Extract all lines that hold "name" from the records below.

INPUT DATA =>
** START **
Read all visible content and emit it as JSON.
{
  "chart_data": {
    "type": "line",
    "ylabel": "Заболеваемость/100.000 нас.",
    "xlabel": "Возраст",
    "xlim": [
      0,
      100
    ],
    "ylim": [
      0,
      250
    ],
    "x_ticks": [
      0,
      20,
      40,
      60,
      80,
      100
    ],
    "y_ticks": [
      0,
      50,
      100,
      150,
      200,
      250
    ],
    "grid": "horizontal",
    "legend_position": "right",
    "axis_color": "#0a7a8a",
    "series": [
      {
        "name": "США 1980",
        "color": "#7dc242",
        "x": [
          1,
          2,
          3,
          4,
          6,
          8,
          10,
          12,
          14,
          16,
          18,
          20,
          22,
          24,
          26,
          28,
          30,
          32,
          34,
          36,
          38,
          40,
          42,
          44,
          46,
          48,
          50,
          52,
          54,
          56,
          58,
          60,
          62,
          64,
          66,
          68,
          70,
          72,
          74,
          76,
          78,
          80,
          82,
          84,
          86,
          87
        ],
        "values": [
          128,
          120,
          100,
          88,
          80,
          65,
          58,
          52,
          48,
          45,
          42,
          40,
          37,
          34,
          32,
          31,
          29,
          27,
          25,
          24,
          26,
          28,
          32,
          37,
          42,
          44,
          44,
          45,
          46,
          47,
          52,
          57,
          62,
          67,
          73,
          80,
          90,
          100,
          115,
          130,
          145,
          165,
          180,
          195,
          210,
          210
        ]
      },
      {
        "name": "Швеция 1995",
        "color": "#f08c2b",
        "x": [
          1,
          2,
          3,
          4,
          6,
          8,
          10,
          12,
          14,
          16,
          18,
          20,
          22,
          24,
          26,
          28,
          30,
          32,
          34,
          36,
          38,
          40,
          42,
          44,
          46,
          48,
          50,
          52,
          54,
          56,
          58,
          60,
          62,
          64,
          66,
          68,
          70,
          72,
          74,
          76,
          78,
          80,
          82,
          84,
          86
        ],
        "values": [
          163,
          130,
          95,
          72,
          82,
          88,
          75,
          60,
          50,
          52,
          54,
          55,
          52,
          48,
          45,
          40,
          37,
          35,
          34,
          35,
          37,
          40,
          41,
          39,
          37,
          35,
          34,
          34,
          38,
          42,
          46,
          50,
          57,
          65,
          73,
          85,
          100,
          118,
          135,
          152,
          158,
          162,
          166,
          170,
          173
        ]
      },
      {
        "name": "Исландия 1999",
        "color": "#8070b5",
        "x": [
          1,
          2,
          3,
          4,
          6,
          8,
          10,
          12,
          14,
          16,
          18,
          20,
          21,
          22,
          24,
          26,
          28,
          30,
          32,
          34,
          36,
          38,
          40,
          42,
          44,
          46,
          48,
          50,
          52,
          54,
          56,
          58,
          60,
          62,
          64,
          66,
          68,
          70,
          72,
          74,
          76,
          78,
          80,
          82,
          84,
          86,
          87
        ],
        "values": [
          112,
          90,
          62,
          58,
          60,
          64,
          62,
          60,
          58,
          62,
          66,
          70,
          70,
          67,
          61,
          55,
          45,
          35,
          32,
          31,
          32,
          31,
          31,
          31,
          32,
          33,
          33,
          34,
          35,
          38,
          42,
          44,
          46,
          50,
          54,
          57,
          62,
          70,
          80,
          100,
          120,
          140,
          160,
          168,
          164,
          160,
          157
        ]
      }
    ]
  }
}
** END **
ANSWER BELOW =>
        "name": "США 1980",
        "name": "Швеция 1995",
        "name": "Исландия 1999",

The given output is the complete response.